- [Written task]:
Locate the string "estoy" throughout the material and copy every line in which it occurs.

- [Extracted entries]:
## Start

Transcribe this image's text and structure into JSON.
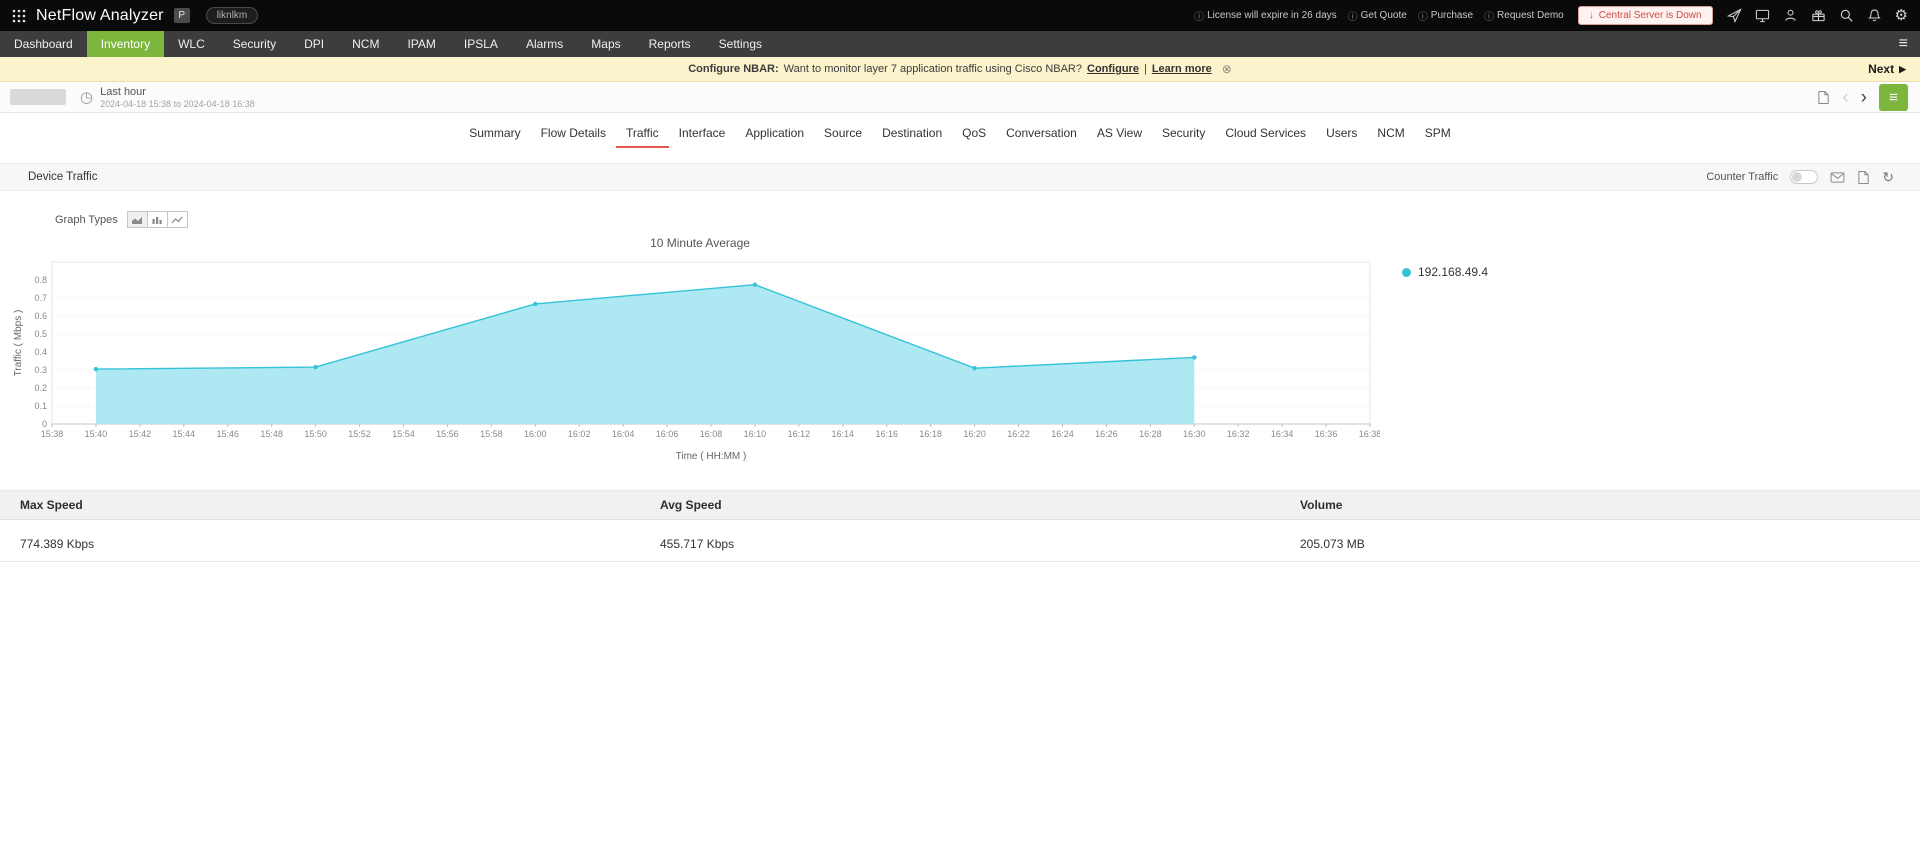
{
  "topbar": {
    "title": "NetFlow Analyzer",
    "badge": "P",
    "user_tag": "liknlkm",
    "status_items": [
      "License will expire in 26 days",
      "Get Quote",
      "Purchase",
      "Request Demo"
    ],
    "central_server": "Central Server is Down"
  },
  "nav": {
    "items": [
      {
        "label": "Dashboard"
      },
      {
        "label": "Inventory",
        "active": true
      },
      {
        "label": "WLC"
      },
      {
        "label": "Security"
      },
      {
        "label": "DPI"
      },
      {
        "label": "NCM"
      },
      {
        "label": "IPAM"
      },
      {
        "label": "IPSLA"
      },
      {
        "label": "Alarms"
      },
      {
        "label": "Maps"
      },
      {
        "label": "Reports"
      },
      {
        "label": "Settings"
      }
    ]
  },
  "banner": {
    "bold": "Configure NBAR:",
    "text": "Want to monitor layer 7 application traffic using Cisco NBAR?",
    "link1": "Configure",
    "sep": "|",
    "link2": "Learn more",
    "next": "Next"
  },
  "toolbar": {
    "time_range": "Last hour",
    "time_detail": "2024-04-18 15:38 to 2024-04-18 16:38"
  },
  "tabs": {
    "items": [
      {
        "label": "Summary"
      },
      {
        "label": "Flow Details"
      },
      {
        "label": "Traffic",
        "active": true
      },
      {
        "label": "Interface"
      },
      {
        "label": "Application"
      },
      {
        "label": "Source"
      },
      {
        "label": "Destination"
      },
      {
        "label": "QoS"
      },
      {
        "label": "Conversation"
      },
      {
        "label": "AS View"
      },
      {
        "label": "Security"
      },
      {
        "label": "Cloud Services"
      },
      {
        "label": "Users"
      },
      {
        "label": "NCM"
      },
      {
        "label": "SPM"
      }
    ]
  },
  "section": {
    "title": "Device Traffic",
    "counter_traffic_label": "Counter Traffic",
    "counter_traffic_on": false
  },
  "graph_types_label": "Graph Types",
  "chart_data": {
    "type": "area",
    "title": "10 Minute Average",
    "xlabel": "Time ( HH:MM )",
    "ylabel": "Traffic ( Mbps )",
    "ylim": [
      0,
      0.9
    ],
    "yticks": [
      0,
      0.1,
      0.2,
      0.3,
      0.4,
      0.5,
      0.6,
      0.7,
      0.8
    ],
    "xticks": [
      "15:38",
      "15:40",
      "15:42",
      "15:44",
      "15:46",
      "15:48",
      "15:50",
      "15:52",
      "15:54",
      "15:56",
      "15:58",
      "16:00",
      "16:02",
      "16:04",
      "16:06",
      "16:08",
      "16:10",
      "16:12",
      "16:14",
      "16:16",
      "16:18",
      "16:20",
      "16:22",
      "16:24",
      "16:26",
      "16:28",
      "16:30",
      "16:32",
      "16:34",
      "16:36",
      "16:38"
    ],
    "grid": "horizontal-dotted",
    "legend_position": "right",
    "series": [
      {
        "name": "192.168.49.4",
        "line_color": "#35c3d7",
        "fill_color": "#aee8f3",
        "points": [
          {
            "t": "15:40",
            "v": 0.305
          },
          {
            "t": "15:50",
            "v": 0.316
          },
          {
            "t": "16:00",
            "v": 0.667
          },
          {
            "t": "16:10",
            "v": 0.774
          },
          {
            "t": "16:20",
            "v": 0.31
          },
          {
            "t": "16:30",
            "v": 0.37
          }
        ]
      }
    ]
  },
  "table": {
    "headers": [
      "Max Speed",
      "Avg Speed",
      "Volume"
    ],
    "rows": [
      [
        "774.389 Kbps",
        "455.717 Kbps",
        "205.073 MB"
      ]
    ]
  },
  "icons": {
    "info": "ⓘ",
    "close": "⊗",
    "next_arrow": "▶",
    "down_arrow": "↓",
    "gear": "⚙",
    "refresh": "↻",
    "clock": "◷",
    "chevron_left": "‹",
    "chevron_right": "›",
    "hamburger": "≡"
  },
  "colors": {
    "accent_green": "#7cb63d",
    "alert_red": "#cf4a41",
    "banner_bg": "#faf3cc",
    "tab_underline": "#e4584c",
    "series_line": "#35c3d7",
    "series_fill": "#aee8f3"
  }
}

## End
## Start

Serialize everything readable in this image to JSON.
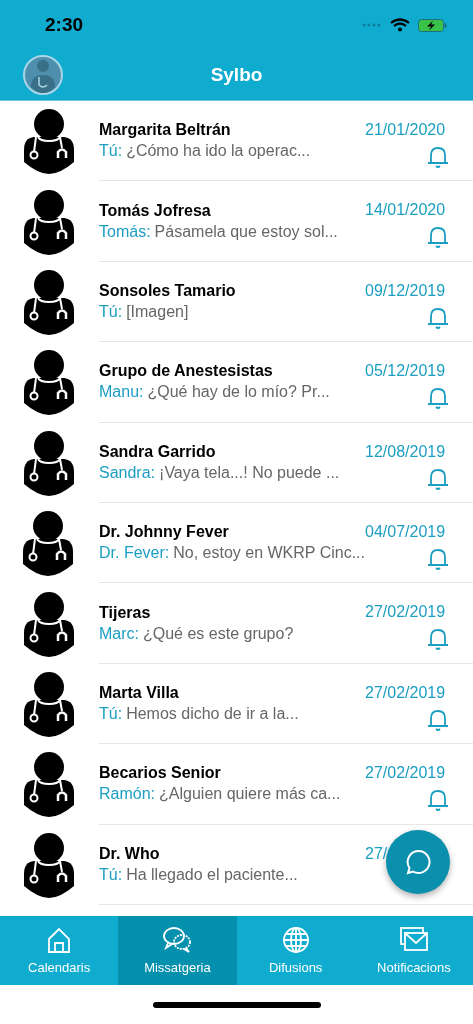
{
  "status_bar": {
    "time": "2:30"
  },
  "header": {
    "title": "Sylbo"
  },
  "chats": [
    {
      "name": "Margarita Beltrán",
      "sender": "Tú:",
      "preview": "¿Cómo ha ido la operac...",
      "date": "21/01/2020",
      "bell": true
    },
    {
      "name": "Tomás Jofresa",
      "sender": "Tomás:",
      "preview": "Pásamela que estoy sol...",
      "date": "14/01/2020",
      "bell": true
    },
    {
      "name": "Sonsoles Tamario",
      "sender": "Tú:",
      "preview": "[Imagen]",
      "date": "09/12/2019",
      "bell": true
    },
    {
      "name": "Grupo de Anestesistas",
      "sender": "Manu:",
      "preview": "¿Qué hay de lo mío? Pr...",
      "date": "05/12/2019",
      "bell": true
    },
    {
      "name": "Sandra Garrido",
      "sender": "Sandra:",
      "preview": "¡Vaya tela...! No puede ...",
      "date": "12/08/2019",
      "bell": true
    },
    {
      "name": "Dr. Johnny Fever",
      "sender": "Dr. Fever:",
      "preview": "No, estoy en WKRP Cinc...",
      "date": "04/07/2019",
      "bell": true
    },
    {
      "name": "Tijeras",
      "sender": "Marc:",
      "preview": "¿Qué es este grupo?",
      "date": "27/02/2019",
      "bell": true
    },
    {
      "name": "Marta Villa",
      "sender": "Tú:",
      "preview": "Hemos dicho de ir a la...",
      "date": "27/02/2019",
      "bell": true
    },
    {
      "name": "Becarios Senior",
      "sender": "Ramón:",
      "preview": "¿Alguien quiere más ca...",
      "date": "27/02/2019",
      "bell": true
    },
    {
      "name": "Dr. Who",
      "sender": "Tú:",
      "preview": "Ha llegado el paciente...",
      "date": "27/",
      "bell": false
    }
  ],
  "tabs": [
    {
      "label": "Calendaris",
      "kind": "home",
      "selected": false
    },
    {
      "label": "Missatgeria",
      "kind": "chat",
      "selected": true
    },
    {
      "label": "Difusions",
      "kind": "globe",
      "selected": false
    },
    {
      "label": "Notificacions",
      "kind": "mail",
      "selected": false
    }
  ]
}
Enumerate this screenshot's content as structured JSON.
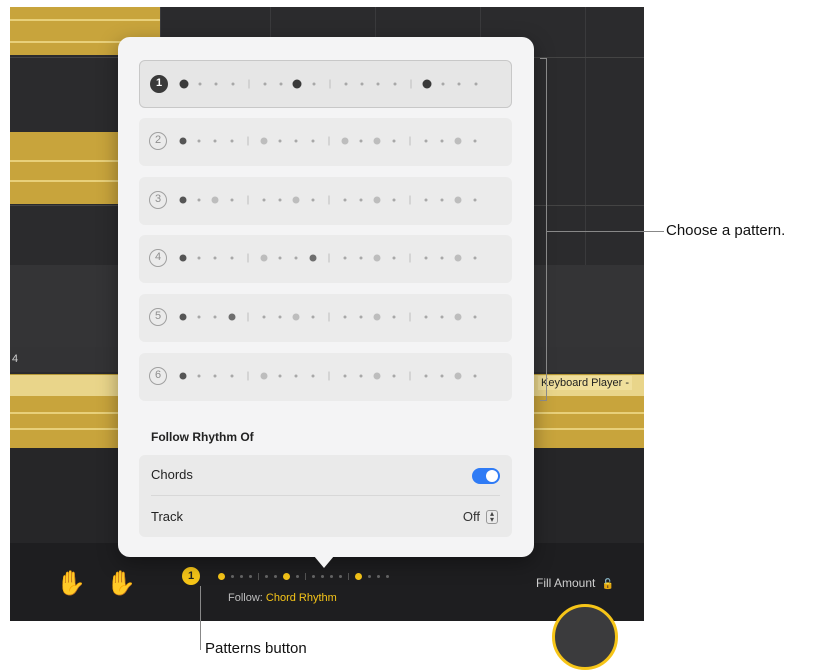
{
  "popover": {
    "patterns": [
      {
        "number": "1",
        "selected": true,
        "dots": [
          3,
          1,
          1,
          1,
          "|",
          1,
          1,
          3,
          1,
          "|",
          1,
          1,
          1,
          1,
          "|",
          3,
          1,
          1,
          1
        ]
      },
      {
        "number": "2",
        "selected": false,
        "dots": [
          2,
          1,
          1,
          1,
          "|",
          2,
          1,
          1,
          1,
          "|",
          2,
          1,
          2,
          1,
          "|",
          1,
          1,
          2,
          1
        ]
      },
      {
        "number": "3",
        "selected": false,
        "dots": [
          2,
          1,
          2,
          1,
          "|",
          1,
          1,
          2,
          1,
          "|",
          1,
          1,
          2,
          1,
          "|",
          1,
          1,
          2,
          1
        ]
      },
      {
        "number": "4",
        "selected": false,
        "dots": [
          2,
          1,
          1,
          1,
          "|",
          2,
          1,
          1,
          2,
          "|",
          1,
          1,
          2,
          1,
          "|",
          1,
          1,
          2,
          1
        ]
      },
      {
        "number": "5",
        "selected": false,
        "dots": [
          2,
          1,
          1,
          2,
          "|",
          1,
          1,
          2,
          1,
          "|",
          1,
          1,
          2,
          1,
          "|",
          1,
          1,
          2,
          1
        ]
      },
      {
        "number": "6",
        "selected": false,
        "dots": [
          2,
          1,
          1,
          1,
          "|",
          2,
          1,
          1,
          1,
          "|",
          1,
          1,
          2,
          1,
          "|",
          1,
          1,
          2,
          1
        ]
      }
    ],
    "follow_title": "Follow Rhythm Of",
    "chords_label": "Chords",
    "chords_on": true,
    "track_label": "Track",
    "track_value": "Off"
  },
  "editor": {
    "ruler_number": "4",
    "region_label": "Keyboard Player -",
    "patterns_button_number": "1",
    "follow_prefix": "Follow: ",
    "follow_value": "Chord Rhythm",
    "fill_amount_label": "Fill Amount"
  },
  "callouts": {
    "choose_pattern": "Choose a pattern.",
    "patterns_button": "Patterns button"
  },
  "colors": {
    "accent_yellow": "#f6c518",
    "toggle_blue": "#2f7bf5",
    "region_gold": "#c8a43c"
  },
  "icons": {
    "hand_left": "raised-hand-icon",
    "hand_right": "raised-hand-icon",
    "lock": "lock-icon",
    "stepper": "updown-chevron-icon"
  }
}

## End

- [Final result]:
      "preview": "Pásamela que estoy sol...",
      "preview": "No, estoy en WKRP Cinc...",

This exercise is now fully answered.